From the listing below, select every line where the word "чтобы" appears.

START

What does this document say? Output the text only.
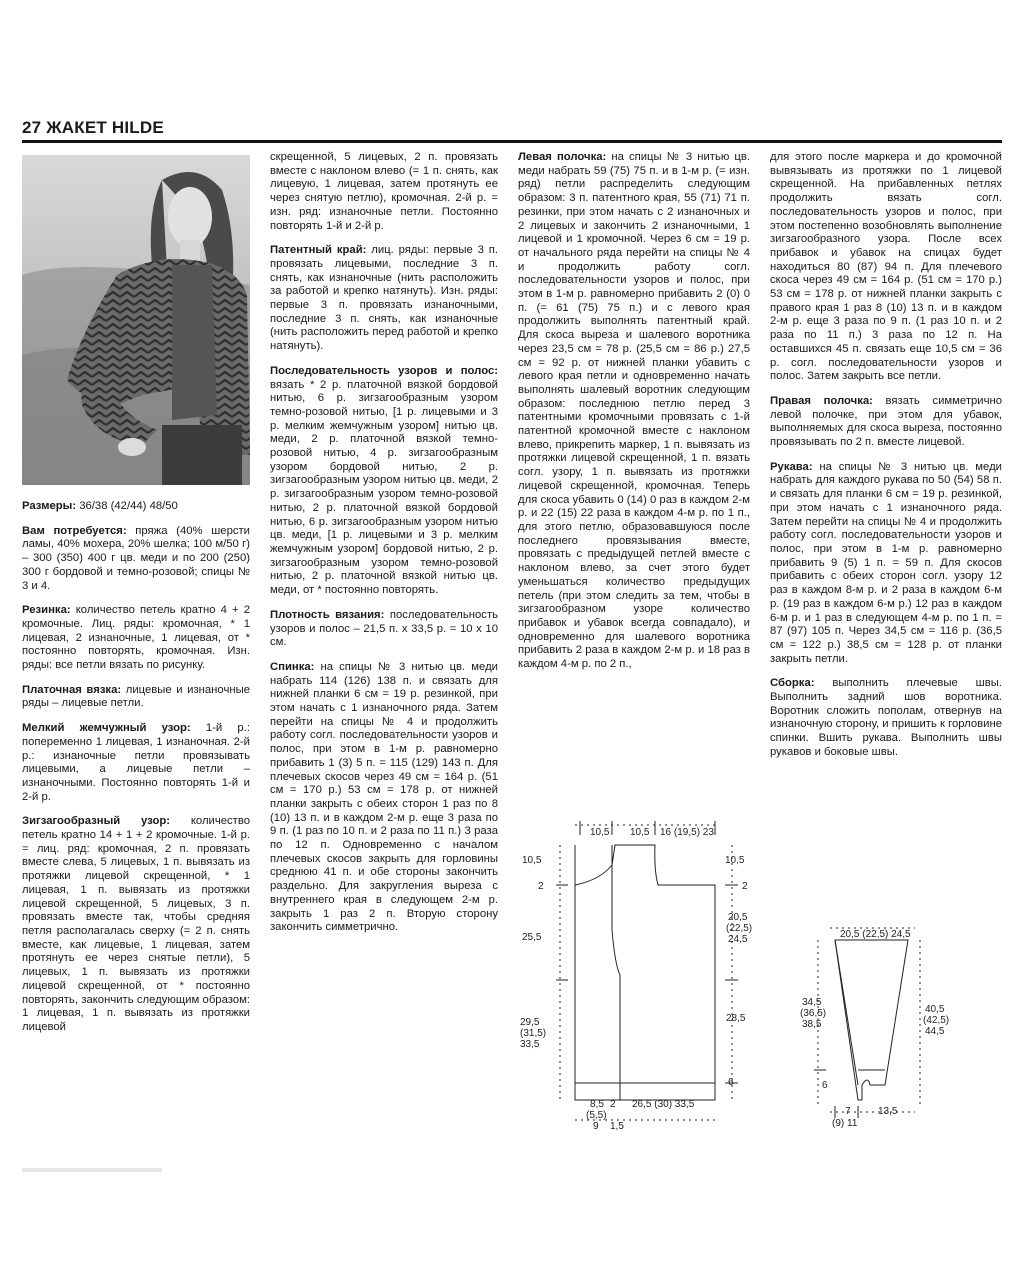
27 ЖАКЕТ HILDE

Размеры: 36/38 (42/44) 48/50

Вам потребуется: пряжа (40% шерсти ламы, 40% мохера, 20% шелка; 100 м/50 г) – 300 (350) 400 г цв. меди и по 200 (250) 300 г бордовой и темно-розовой; спицы № 3 и 4.

Резинка: количество петель кратно 4 + 2 кромочные. Лиц. ряды: кромочная, * 1 лицевая, 2 изнаночные, 1 лицевая, от * постоянно повторять, кромочная. Изн. ряды: все петли вязать по рисунку.

Платочная вязка: лицевые и изнаночные ряды – лицевые петли.

Мелкий жемчужный узор: 1-й р.: попеременно 1 лицевая, 1 изнаночная. 2-й р.: изнаночные петли провязывать лицевыми, а лицевые петли – изнаночными. Постоянно повторять 1-й и 2-й р.

Зигзагообразный узор: количество петель кратно 14 + 1 + 2 кромочные. 1-й р. = лиц. ряд: кромочная, 2 п. провязать вместе слева, 5 лицевых, 1 п. вывязать из протяжки лицевой скрещенной, * 1 лицевая, 1 п. вывязать из протяжки лицевой скрещенной, 5 лицевых, 3 п. провязать вместе так, чтобы средняя петля располагалась сверху (= 2 п. снять вместе, как лицевые, 1 лицевая, затем протянуть ее через снятые петли), 5 лицевых, 1 п. вывязать из протяжки лицевой скрещенной, от * постоянно повторять, закончить следующим образом: 1 лицевая, 1 п. вывязать из протяжки лицевой

скрещенной, 5 лицевых, 2 п. провязать вместе с наклоном влево (= 1 п. снять, как лицевую, 1 лицевая, затем протянуть ее через снятую петлю), кромочная. 2-й р. = изн. ряд: изнаночные петли. Постоянно повторять 1-й и 2-й р.

Патентный край: лиц. ряды: первые 3 п. провязать лицевыми, последние 3 п. снять, как изнаночные (нить расположить за работой и крепко натянуть). Изн. ряды: первые 3 п. провязать изнаночными, последние 3 п. снять, как изнаночные (нить расположить перед работой и крепко натянуть).

Последовательность узоров и полос: вязать * 2 р. платочной вязкой бордовой нитью, 6 р. зигзагообразным узором темно-розовой нитью, [1 р. лицевыми и 3 р. мелким жемчужным узором] нитью цв. меди, 2 р. платочной вязкой темно-розовой нитью, 4 р. зигзагообразным узором бордовой нитью, 2 р. зигзагообразным узором нитью цв. меди, 2 р. зигзагообразным узором темно-розовой нитью, 2 р. платочной вязкой бордовой нитью, 6 р. зигзагообразным узором нитью цв. меди, [1 р. лицевыми и 3 р. мелким жемчужным узором] бордовой нитью, 2 р. зигзагообразным узором темно-розовой нитью, 2 р. платочной вязкой нитью цв. меди, от * постоянно повторять.

Плотность вязания: последовательность узоров и полос – 21,5 п. x 33,5 р. = 10 x 10 см.

Спинка: на спицы № 3 нитью цв. меди набрать 114 (126) 138 п. и связать для нижней планки 6 см = 19 р. резинкой, при этом начать с 1 изнаночного ряда. Затем перейти на спицы № 4 и продолжить работу согл. последовательности узоров и полос, при этом в 1-м р. равномерно прибавить 1 (3) 5 п. = 115 (129) 143 п. Для плечевых скосов через 49 см = 164 р. (51 см = 170 р.) 53 см = 178 р. от нижней планки закрыть с обеих сторон 1 раз по 8 (10) 13 п. и в каждом 2-м р. еще 3 раза по 9 п. (1 раз по 10 п. и 2 раза по 11 п.) 3 раза по 12 п. Одновременно с началом плечевых скосов закрыть для горловины среднюю 41 п. и обе стороны закончить раздельно. Для закругления выреза с внутреннего края в следующем 2-м р. закрыть 1 раз 2 п. Вторую сторону закончить симметрично.

Левая полочка: на спицы № 3 нитью цв. меди набрать 59 (75) 75 п. и в 1-м р. (= изн. ряд) петли распределить следующим образом: 3 п. патентного края, 55 (71) 71 п. резинки, при этом начать с 2 изнаночных и 2 лицевых и закончить 2 изнаночными, 1 лицевой и 1 кромочной. Через 6 см = 19 р. от начального ряда перейти на спицы № 4 и продолжить работу согл. последовательности узоров и полос, при этом в 1-м р. равномерно прибавить 2 (0) 0 п. (= 61 (75) 75 п.) и с левого края продолжить выполнять патентный край. Для скоса выреза и шалевого воротника через 23,5 см = 78 р. (25,5 см = 86 р.) 27,5 см = 92 р. от нижней планки убавить с левого края петли и одновременно начать выполнять шалевый воротник следующим образом: последнюю петлю перед 3 патентными кромочными провязать с 1-й патентной кромочной вместе с наклоном влево, прикрепить маркер, 1 п. вывязать из протяжки лицевой скрещенной, 1 п. вязать согл. узору, 1 п. вывязать из протяжки лицевой скрещенной, кромочная. Теперь для скоса убавить 0 (14) 0 раз в каждом 2-м р. и 22 (15) 22 раза в каждом 4-м р. по 1 п., для этого петлю, образовавшуюся после последнего провязывания вместе, провязать с предыдущей петлей вместе с наклоном влево, за счет этого будет уменьшаться количество предыдущих петель (при этом следить за тем, чтобы в зигзагообразном узоре количество прибавок и убавок всегда совпадало), и одновременно для шалевого воротника прибавить 2 раза в каждом 2-м р. и 18 раз в каждом 4-м р. по 2 п.,

для этого после маркера и до кромочной вывязывать из протяжки по 1 лицевой скрещенной. На прибавленных петлях продолжить вязать согл. последовательность узоров и полос, при этом постепенно возобновлять выполнение зигзагообразного узора. После всех прибавок и убавок на спицах будет находиться 80 (87) 94 п. Для плечевого скоса через 49 см = 164 р. (51 см = 170 р.) 53 см = 178 р. от нижней планки закрыть с правого края 1 раз 8 (10) 13 п. и в каждом 2-м р. еще 3 раза по 9 п. (1 раз 10 п. и 2 раза по 11 п.) 3 раза по 12 п. На оставшихся 45 п. связать еще 10,5 см = 36 р. согл. последовательности узоров и полос. Затем закрыть все петли.

Правая полочка: вязать симметрично левой полочке, при этом для убавок, выполняемых для скоса выреза, постоянно провязывать по 2 п. вместе лицевой.

Рукава: на спицы № 3 нитью цв. меди набрать для каждого рукава по 50 (54) 58 п. и связать для планки 6 см = 19 р. резинкой, при этом начать с 1 изнаночного ряда. Затем перейти на спицы № 4 и продолжить работу согл. последовательности узоров и полос, при этом в 1-м р. равномерно прибавить 9 (5) 1 п. = 59 п. Для скосов прибавить с обеих сторон согл. узору 12 раз в каждом 8-м р. и 2 раза в каждом 6-м р. (19 раз в каждом 6-м р.) 12 раз в каждом 6-м р. и 1 раз в следующем 4-м р. по 1 п. = 87 (97) 105 п. Через 34,5 см = 116 р. (36,5 см = 122 р.) 38,5 см = 128 р. от планки закрыть петли.

Сборка: выполнить плечевые швы. Выполнить задний шов воротника. Воротник сложить пополам, отвернув на изнаночную сторону, и пришить к горловине спинки. Вшить рукава. Выполнить швы рукавов и боковые швы.

10,5 10,5 16 (19,5) 23
10,5
2
25,5
29,5
(31,5)
33,5
10,5
2
20,5
(22,5)
24,5
28,5
6
8,5
(5,5)
9
2
1,5
26,5 (30) 33,5
20,5 (22,5) 24,5
34,5
(36,5)
38,5
6
40,5
(42,5)
44,5
7
(9) 11
13,5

END

## Expected output
Зигзагообразный узор: количество петель кратно 14 + 1 + 2 кромочные. 1-й р. = лиц. ряд: кромочная, 2 п. провязать вместе слева, 5 лицевых, 1 п. вывязать из протяжки лицевой скрещенной, * 1 лицевая, 1 п. вывязать из протяжки лицевой скрещенной, 5 лицевых, 3 п. провязать вместе так, чтобы средняя петля располагалась сверху (= 2 п. снять вместе, как лицевые, 1 лицевая, затем протянуть ее через снятые петли), 5 лицевых, 1 п. вывязать из протяжки лицевой скрещенной, от * постоянно повторять, закончить следующим образом: 1 лицевая, 1 п. вывязать из протяжки лицевой
Левая полочка: на спицы № 3 нитью цв. меди набрать 59 (75) 75 п. и в 1-м р. (= изн. ряд) петли распределить следующим образом: 3 п. патентного края, 55 (71) 71 п. резинки, при этом начать с 2 изнаночных и 2 лицевых и закончить 2 изнаночными, 1 лицевой и 1 кромочной. Через 6 см = 19 р. от начального ряда перейти на спицы № 4 и продолжить работу согл. последовательности узоров и полос, при этом в 1-м р. равномерно прибавить 2 (0) 0 п. (= 61 (75) 75 п.) и с левого края продолжить выполнять патентный край. Для скоса выреза и шалевого воротника через 23,5 см = 78 р. (25,5 см = 86 р.) 27,5 см = 92 р. от нижней планки убавить с левого края петли и одновременно начать выполнять шалевый воротник следующим образом: последнюю петлю перед 3 патентными кромочными провязать с 1-й патентной кромочной вместе с наклоном влево, прикрепить маркер, 1 п. вывязать из протяжки лицевой скрещенной, 1 п. вязать согл. узору, 1 п. вывязать из протяжки лицевой скрещенной, кромочная. Теперь для скоса убавить 0 (14) 0 раз в каждом 2-м р. и 22 (15) 22 раза в каждом 4-м р. по 1 п., для этого петлю, образовавшуюся после последнего провязывания вместе, провязать с предыдущей петлей вместе с наклоном влево, за счет этого будет уменьшаться количество предыдущих петель (при этом следить за тем, чтобы в зигзагообразном узоре количество прибавок и убавок всегда совпадало), и одновременно для шалевого воротника прибавить 2 раза в каждом 2-м р. и 18 раз в каждом 4-м р. по 2 п.,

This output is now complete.